- Task objective
Print the entries below in their entirety, exactly as they are written.

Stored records
━━━━━━

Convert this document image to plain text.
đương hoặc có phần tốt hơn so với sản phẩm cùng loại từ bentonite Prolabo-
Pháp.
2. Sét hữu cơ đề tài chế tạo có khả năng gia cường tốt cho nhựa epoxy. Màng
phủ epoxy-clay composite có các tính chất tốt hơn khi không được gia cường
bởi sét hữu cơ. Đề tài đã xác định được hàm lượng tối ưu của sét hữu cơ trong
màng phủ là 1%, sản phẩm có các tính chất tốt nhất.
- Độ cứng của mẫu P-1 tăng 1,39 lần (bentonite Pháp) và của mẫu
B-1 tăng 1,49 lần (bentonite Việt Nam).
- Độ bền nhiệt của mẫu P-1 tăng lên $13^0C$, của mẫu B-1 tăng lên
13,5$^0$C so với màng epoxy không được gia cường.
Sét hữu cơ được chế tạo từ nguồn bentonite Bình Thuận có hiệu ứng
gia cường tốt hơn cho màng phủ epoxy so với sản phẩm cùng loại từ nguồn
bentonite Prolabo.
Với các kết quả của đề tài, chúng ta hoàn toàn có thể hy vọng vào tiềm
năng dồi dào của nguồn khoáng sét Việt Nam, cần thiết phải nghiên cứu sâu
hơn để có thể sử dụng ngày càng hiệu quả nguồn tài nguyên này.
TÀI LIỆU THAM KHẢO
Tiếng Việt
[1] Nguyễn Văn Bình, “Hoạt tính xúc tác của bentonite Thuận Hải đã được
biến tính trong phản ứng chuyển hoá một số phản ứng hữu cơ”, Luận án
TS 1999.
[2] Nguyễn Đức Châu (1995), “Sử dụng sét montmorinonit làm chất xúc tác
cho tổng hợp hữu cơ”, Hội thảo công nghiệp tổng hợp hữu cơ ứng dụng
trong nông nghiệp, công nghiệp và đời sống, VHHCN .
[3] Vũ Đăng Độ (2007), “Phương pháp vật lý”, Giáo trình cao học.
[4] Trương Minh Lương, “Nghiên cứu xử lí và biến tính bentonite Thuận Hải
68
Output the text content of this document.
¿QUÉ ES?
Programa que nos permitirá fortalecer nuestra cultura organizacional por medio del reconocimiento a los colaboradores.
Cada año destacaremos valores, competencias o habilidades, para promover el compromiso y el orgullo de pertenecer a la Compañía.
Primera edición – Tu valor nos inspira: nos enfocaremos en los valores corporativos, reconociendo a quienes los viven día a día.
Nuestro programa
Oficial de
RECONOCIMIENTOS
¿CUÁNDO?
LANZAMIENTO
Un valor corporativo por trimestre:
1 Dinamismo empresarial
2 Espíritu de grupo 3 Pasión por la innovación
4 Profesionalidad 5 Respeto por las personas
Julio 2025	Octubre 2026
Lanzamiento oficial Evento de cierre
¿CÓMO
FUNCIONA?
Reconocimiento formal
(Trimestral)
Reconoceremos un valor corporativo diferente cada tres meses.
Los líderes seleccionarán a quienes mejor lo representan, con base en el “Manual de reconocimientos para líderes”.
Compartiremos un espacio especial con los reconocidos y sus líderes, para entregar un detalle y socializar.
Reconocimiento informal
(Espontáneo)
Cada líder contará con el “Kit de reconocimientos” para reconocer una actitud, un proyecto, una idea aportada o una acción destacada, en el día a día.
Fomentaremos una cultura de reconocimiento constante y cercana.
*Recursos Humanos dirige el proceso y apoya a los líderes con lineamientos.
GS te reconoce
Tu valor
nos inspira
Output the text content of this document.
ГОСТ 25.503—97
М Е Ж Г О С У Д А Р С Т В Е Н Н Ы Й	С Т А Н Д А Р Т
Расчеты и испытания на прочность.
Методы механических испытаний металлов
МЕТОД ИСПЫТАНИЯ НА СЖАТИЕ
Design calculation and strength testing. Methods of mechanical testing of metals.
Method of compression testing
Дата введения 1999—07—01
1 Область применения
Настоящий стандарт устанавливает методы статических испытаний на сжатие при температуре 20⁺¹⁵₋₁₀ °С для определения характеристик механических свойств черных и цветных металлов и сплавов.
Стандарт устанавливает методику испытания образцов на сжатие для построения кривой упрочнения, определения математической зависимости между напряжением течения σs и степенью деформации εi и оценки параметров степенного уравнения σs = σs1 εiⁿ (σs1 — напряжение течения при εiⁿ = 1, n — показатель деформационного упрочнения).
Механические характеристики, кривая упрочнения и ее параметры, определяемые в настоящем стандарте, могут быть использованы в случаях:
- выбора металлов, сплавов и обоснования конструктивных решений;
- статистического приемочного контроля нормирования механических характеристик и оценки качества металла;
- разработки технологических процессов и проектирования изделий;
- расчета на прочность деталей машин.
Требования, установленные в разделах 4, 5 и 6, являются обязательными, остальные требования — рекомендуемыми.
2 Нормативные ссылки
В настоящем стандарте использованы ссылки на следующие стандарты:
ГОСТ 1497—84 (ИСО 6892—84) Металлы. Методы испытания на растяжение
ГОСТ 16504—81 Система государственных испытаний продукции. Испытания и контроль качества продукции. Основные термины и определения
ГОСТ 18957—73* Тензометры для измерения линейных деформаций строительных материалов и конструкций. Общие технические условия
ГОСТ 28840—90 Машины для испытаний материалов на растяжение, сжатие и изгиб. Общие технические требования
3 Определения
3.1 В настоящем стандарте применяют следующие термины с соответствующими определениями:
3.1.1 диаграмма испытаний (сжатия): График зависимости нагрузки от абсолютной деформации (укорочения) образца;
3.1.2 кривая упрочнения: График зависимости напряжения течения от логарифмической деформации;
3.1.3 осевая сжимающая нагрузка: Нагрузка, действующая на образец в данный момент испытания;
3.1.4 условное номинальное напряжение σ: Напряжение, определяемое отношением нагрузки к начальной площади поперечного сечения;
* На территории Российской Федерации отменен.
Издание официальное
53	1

━━━━━━

- Result of the task
Convert this document image to plain text.
đương hoặc có phần tốt hơn so với sản phẩm cùng loại từ bentonite Prolabo-
Pháp.
2. Sét hữu cơ đề tài chế tạo có khả năng gia cường tốt cho nhựa epoxy. Màng
phủ epoxy-clay composite có các tính chất tốt hơn khi không được gia cường
bởi sét hữu cơ. Đề tài đã xác định được hàm lượng tối ưu của sét hữu cơ trong
màng phủ là 1%, sản phẩm có các tính chất tốt nhất.
- Độ cứng của mẫu P-1 tăng 1,39 lần (bentonite Pháp) và của mẫu
B-1 tăng 1,49 lần (bentonite Việt Nam).
- Độ bền nhiệt của mẫu P-1 tăng lên $13^0C$, của mẫu B-1 tăng lên
13,5$^0$C so với màng epoxy không được gia cường.
Sét hữu cơ được chế tạo từ nguồn bentonite Bình Thuận có hiệu ứng
gia cường tốt hơn cho màng phủ epoxy so với sản phẩm cùng loại từ nguồn
bentonite Prolabo.
Với các kết quả của đề tài, chúng ta hoàn toàn có thể hy vọng vào tiềm
năng dồi dào của nguồn khoáng sét Việt Nam, cần thiết phải nghiên cứu sâu
hơn để có thể sử dụng ngày càng hiệu quả nguồn tài nguyên này.
TÀI LIỆU THAM KHẢO
Tiếng Việt
[1] Nguyễn Văn Bình, “Hoạt tính xúc tác của bentonite Thuận Hải đã được
biến tính trong phản ứng chuyển hoá một số phản ứng hữu cơ”, Luận án
TS 1999.
[2] Nguyễn Đức Châu (1995), “Sử dụng sét montmorinonit làm chất xúc tác
cho tổng hợp hữu cơ”, Hội thảo công nghiệp tổng hợp hữu cơ ứng dụng
trong nông nghiệp, công nghiệp và đời sống, VHHCN .
[3] Vũ Đăng Độ (2007), “Phương pháp vật lý”, Giáo trình cao học.
[4] Trương Minh Lương, “Nghiên cứu xử lí và biến tính bentonite Thuận Hải
68
Output the text content of this document.
¿QUÉ ES?
Programa que nos permitirá fortalecer nuestra cultura organizacional por medio del reconocimiento a los colaboradores.
Cada año destacaremos valores, competencias o habilidades, para promover el compromiso y el orgullo de pertenecer a la Compañía.
Primera edición – Tu valor nos inspira: nos enfocaremos en los valores corporativos, reconociendo a quienes los viven día a día.
Nuestro programa
Oficial de
RECONOCIMIENTOS
¿CUÁNDO?
LANZAMIENTO
Un valor corporativo por trimestre:
1 Dinamismo empresarial
2 Espíritu de grupo 3 Pasión por la innovación
4 Profesionalidad 5 Respeto por las personas
Julio 2025	Octubre 2026
Lanzamiento oficial Evento de cierre
¿CÓMO
FUNCIONA?
Reconocimiento formal
(Trimestral)
Reconoceremos un valor corporativo diferente cada tres meses.
Los líderes seleccionarán a quienes mejor lo representan, con base en el “Manual de reconocimientos para líderes”.
Compartiremos un espacio especial con los reconocidos y sus líderes, para entregar un detalle y socializar.
Reconocimiento informal
(Espontáneo)
Cada líder contará con el “Kit de reconocimientos” para reconocer una actitud, un proyecto, una idea aportada o una acción destacada, en el día a día.
Fomentaremos una cultura de reconocimiento constante y cercana.
*Recursos Humanos dirige el proceso y apoya a los líderes con lineamientos.
GS te reconoce
Tu valor
nos inspira
Output the text content of this document.
ГОСТ 25.503—97
М Е Ж Г О С У Д А Р С Т В Е Н Н Ы Й	С Т А Н Д А Р Т
Расчеты и испытания на прочность.
Методы механических испытаний металлов
МЕТОД ИСПЫТАНИЯ НА СЖАТИЕ
Design calculation and strength testing. Methods of mechanical testing of metals.
Method of compression testing
Дата введения 1999—07—01
1 Область применения
Настоящий стандарт устанавливает методы статических испытаний на сжатие при температуре 20⁺¹⁵₋₁₀ °С для определения характеристик механических свойств черных и цветных металлов и сплавов.
Стандарт устанавливает методику испытания образцов на сжатие для построения кривой упрочнения, определения математической зависимости между напряжением течения σs и степенью деформации εi и оценки параметров степенного уравнения σs = σs1 εiⁿ (σs1 — напряжение течения при εiⁿ = 1, n — показатель деформационного упрочнения).
Механические характеристики, кривая упрочнения и ее параметры, определяемые в настоящем стандарте, могут быть использованы в случаях:
- выбора металлов, сплавов и обоснования конструктивных решений;
- статистического приемочного контроля нормирования механических характеристик и оценки качества металла;
- разработки технологических процессов и проектирования изделий;
- расчета на прочность деталей машин.
Требования, установленные в разделах 4, 5 и 6, являются обязательными, остальные требования — рекомендуемыми.
2 Нормативные ссылки
В настоящем стандарте использованы ссылки на следующие стандарты:
ГОСТ 1497—84 (ИСО 6892—84) Металлы. Методы испытания на растяжение
ГОСТ 16504—81 Система государственных испытаний продукции. Испытания и контроль качества продукции. Основные термины и определения
ГОСТ 18957—73* Тензометры для измерения линейных деформаций строительных материалов и конструкций. Общие технические условия
ГОСТ 28840—90 Машины для испытаний материалов на растяжение, сжатие и изгиб. Общие технические требования
3 Определения
3.1 В настоящем стандарте применяют следующие термины с соответствующими определениями:
3.1.1 диаграмма испытаний (сжатия): График зависимости нагрузки от абсолютной деформации (укорочения) образца;
3.1.2 кривая упрочнения: График зависимости напряжения течения от логарифмической деформации;
3.1.3 осевая сжимающая нагрузка: Нагрузка, действующая на образец в данный момент испытания;
3.1.4 условное номинальное напряжение σ: Напряжение, определяемое отношением нагрузки к начальной площади поперечного сечения;
* На территории Российской Федерации отменен.
Издание официальное
53	1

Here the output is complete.